(Figure dataset records)
■ ■ ■ ■ ■

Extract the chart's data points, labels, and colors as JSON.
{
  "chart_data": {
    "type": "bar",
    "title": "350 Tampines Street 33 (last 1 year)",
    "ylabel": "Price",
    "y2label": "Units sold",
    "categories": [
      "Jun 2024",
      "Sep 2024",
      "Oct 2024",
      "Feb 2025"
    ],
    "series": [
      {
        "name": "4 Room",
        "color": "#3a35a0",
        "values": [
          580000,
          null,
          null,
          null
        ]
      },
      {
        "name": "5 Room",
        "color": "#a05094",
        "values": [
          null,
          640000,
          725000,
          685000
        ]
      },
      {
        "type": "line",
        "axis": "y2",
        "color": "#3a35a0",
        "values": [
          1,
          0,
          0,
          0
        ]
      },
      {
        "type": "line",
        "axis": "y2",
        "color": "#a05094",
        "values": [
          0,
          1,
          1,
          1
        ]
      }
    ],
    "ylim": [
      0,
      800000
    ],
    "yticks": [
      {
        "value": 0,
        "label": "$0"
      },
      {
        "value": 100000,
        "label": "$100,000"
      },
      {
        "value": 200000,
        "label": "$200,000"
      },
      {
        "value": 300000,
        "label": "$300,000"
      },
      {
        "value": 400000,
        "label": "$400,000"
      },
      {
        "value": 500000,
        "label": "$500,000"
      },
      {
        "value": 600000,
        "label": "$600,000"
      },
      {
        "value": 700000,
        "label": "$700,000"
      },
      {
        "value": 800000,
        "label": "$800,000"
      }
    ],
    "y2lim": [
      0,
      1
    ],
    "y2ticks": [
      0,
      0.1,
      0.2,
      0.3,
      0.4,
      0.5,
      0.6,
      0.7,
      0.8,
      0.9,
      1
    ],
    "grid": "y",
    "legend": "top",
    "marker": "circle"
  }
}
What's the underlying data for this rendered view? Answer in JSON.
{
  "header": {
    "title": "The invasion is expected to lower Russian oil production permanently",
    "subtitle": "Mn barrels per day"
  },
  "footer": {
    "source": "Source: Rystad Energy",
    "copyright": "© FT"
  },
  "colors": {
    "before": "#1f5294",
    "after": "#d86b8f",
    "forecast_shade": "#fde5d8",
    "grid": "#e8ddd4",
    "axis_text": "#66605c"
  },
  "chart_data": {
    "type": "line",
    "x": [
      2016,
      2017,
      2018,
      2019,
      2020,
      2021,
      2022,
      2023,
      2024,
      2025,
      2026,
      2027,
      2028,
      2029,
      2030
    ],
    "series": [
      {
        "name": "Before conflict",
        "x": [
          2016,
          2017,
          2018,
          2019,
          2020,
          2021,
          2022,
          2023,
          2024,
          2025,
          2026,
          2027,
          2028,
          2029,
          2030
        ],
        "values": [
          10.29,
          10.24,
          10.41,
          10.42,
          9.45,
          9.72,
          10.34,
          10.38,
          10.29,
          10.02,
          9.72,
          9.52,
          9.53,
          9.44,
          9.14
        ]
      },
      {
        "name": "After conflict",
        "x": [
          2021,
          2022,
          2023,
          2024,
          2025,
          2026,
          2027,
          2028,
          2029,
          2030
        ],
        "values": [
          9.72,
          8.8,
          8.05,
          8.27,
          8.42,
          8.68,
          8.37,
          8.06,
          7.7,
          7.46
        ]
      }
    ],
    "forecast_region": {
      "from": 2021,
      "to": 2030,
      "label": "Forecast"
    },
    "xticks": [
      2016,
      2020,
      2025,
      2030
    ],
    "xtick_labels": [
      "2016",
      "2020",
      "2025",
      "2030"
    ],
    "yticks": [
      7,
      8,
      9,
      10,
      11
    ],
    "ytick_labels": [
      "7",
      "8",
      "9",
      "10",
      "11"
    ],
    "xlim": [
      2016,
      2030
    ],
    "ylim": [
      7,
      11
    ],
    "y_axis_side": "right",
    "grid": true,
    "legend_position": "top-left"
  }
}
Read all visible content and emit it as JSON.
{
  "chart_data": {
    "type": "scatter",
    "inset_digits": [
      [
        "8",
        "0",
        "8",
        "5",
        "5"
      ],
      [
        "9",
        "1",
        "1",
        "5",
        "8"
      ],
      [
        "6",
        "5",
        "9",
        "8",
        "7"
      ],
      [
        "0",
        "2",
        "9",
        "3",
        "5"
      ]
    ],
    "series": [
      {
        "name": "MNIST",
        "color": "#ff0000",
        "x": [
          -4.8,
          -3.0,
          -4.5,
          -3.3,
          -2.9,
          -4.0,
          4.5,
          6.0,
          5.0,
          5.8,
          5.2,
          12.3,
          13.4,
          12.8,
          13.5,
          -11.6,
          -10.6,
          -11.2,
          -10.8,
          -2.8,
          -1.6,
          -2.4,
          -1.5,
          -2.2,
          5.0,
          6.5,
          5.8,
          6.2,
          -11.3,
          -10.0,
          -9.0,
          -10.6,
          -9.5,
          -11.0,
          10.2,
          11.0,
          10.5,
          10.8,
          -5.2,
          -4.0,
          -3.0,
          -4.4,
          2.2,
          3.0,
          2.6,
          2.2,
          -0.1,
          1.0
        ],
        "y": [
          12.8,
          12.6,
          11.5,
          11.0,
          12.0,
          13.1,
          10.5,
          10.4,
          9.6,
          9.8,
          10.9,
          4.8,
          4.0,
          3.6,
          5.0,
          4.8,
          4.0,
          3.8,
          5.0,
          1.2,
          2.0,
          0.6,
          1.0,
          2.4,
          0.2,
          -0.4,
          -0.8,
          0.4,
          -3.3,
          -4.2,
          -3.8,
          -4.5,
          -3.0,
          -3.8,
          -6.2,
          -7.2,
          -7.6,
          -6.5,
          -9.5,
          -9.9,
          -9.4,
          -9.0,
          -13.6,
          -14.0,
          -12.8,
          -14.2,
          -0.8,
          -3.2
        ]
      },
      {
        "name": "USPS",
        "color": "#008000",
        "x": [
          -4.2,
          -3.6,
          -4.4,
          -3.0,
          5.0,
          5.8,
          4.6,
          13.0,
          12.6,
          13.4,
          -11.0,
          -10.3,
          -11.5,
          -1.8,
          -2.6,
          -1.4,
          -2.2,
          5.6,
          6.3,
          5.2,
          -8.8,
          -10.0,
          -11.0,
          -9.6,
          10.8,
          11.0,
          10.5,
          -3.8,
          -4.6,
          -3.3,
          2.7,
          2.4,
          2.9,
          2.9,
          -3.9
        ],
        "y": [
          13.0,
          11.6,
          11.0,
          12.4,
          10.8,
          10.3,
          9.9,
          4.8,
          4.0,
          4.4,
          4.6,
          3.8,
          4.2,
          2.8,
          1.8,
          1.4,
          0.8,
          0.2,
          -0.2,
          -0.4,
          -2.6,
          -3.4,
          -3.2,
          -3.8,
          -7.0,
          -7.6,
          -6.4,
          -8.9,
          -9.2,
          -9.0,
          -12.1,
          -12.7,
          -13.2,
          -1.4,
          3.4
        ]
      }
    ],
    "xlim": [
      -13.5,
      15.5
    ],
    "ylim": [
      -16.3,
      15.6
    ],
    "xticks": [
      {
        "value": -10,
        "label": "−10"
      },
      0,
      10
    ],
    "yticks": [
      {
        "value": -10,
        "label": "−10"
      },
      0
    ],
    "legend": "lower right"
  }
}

■ ■ ■ ■ ■

Task to complete: Identify the lines of the entries containing the string "name". Copy each such line.

Reply:
        "name": "4 Room",
        "name": "5 Room",
        "name": "Before conflict",
        "name": "After conflict",
        "name": "MNIST",
        "name": "USPS",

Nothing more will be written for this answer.